Written instruction. Look for "perché" in each line of the entries, and return the matching lines.

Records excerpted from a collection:
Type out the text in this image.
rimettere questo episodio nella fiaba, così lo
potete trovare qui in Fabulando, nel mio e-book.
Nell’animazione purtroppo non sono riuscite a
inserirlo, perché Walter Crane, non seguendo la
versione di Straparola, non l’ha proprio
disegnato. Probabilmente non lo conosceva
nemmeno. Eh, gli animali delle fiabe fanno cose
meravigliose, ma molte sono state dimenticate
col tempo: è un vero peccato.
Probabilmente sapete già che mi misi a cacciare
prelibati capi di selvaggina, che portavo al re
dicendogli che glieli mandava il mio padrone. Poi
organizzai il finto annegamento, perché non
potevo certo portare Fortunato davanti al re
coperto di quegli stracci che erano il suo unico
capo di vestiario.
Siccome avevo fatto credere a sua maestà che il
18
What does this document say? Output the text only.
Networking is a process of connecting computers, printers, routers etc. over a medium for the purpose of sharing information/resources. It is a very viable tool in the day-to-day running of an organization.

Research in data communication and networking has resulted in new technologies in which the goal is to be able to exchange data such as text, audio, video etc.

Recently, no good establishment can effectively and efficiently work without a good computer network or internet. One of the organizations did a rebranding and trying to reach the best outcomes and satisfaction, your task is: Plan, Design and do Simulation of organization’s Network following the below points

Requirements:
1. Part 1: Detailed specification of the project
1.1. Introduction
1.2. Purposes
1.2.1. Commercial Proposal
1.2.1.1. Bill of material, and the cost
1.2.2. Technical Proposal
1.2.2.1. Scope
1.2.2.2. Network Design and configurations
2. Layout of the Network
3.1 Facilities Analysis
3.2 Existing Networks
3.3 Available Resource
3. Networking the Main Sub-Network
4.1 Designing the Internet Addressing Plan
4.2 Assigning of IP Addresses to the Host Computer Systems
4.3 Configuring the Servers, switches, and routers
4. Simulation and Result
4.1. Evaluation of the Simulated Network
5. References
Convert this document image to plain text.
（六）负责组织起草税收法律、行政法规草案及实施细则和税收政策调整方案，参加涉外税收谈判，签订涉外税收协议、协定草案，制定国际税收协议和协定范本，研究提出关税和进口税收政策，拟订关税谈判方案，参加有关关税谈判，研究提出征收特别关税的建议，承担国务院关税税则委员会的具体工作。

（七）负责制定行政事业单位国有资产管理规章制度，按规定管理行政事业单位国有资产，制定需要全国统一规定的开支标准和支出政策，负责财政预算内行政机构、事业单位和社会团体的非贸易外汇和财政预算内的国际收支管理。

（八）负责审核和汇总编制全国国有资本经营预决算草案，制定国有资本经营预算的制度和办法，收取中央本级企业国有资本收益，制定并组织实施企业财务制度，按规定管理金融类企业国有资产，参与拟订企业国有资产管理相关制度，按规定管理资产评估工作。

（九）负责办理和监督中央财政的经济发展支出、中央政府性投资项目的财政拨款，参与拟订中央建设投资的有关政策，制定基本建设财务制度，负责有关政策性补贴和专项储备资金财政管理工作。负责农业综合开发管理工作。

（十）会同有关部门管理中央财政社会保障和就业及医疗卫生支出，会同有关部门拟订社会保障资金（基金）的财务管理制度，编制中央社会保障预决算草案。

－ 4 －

Correct output.
inserirlo, perché Walter Crane, non seguendo la
organizzai il finto annegamento, perché non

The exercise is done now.